The exercise: Reproduce all of the material exactly as shown.

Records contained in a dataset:
****************

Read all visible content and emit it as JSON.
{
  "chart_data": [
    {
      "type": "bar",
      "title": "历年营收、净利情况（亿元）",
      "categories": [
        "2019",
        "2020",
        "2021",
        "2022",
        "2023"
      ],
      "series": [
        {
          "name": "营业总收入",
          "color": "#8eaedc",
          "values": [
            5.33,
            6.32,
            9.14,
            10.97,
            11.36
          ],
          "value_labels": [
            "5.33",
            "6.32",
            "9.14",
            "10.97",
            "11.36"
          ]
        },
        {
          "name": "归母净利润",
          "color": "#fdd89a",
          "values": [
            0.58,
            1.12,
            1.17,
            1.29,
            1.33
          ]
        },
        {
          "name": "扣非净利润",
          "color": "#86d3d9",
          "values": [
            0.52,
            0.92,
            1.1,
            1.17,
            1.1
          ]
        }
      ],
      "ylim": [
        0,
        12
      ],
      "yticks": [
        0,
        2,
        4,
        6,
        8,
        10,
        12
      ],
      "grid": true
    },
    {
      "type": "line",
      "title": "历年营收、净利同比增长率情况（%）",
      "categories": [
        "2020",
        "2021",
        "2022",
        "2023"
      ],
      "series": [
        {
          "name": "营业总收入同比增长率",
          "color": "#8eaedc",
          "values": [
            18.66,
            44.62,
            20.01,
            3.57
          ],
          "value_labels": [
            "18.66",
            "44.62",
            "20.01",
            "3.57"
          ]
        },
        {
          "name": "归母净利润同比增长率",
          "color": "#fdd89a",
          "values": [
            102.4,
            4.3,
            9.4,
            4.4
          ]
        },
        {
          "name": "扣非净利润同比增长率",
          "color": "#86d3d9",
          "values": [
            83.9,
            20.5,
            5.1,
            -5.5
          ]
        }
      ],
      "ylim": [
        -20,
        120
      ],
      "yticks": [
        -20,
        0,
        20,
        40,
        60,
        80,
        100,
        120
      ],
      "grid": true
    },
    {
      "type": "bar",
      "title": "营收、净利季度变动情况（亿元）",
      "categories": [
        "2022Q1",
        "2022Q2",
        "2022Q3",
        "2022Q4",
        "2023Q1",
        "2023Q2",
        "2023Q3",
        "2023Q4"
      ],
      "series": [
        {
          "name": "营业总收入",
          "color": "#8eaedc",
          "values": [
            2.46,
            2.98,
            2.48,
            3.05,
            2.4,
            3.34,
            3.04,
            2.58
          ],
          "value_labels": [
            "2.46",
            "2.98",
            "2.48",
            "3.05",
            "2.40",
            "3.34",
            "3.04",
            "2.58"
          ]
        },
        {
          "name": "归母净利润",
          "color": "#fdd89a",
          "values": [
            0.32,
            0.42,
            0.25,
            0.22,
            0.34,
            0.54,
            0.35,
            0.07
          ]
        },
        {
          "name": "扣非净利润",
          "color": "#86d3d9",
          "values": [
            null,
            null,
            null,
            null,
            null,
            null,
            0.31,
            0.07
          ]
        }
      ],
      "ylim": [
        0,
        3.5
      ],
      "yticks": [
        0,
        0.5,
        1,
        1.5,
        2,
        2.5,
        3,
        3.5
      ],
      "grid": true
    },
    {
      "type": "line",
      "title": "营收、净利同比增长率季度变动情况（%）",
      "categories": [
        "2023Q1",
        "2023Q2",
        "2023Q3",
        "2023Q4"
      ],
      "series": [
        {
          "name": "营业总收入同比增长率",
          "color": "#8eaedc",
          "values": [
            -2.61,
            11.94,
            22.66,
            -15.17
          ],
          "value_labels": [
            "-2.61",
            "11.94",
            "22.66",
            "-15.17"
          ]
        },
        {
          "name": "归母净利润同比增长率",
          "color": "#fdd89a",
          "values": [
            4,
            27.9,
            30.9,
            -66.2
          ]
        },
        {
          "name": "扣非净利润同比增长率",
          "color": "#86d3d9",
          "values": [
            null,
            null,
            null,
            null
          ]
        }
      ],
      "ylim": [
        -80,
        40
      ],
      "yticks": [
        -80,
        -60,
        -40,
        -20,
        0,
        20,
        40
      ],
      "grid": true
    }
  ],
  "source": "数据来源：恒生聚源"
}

****************

Task solution:
Read all visible content and emit it as JSON.
{
  "chart_data": [
    {
      "type": "bar",
      "title": "历年营收、净利情况（亿元）",
      "categories": [
        "2019",
        "2020",
        "2021",
        "2022",
        "2023"
      ],
      "series": [
        {
          "name": "营业总收入",
          "color": "#8eaedc",
          "values": [
            5.33,
            6.32,
            9.14,
            10.97,
            11.36
          ],
          "value_labels": [
            "5.33",
            "6.32",
            "9.14",
            "10.97",
            "11.36"
          ]
        },
        {
          "name": "归母净利润",
          "color": "#fdd89a",
          "values": [
            0.58,
            1.12,
            1.17,
            1.29,
            1.33
          ]
        },
        {
          "name": "扣非净利润",
          "color": "#86d3d9",
          "values": [
            0.52,
            0.92,
            1.1,
            1.17,
            1.1
          ]
        }
      ],
      "ylim": [
        0,
        12
      ],
      "yticks": [
        0,
        2,
        4,
        6,
        8,
        10,
        12
      ],
      "grid": true
    },
    {
      "type": "line",
      "title": "历年营收、净利同比增长率情况（%）",
      "categories": [
        "2020",
        "2021",
        "2022",
        "2023"
      ],
      "series": [
        {
          "name": "营业总收入同比增长率",
          "color": "#8eaedc",
          "values": [
            18.66,
            44.62,
            20.01,
            3.57
          ],
          "value_labels": [
            "18.66",
            "44.62",
            "20.01",
            "3.57"
          ]
        },
        {
          "name": "归母净利润同比增长率",
          "color": "#fdd89a",
          "values": [
            102.4,
            4.3,
            9.4,
            4.4
          ]
        },
        {
          "name": "扣非净利润同比增长率",
          "color": "#86d3d9",
          "values": [
            83.9,
            20.5,
            5.1,
            -5.5
          ]
        }
      ],
      "ylim": [
        -20,
        120
      ],
      "yticks": [
        -20,
        0,
        20,
        40,
        60,
        80,
        100,
        120
      ],
      "grid": true
    },
    {
      "type": "bar",
      "title": "营收、净利季度变动情况（亿元）",
      "categories": [
        "2022Q1",
        "2022Q2",
        "2022Q3",
        "2022Q4",
        "2023Q1",
        "2023Q2",
        "2023Q3",
        "2023Q4"
      ],
      "series": [
        {
          "name": "营业总收入",
          "color": "#8eaedc",
          "values": [
            2.46,
            2.98,
            2.48,
            3.05,
            2.4,
            3.34,
            3.04,
            2.58
          ],
          "value_labels": [
            "2.46",
            "2.98",
            "2.48",
            "3.05",
            "2.40",
            "3.34",
            "3.04",
            "2.58"
          ]
        },
        {
          "name": "归母净利润",
          "color": "#fdd89a",
          "values": [
            0.32,
            0.42,
            0.25,
            0.22,
            0.34,
            0.54,
            0.35,
            0.07
          ]
        },
        {
          "name": "扣非净利润",
          "color": "#86d3d9",
          "values": [
            null,
            null,
            null,
            null,
            null,
            null,
            0.31,
            0.07
          ]
        }
      ],
      "ylim": [
        0,
        3.5
      ],
      "yticks": [
        0,
        0.5,
        1,
        1.5,
        2,
        2.5,
        3,
        3.5
      ],
      "grid": true
    },
    {
      "type": "line",
      "title": "营收、净利同比增长率季度变动情况（%）",
      "categories": [
        "2023Q1",
        "2023Q2",
        "2023Q3",
        "2023Q4"
      ],
      "series": [
        {
          "name": "营业总收入同比增长率",
          "color": "#8eaedc",
          "values": [
            -2.61,
            11.94,
            22.66,
            -15.17
          ],
          "value_labels": [
            "-2.61",
            "11.94",
            "22.66",
            "-15.17"
          ]
        },
        {
          "name": "归母净利润同比增长率",
          "color": "#fdd89a",
          "values": [
            4,
            27.9,
            30.9,
            -66.2
          ]
        },
        {
          "name": "扣非净利润同比增长率",
          "color": "#86d3d9",
          "values": [
            null,
            null,
            null,
            null
          ]
        }
      ],
      "ylim": [
        -80,
        40
      ],
      "yticks": [
        -80,
        -60,
        -40,
        -20,
        0,
        20,
        40
      ],
      "grid": true
    }
  ],
  "source": "数据来源：恒生聚源"
}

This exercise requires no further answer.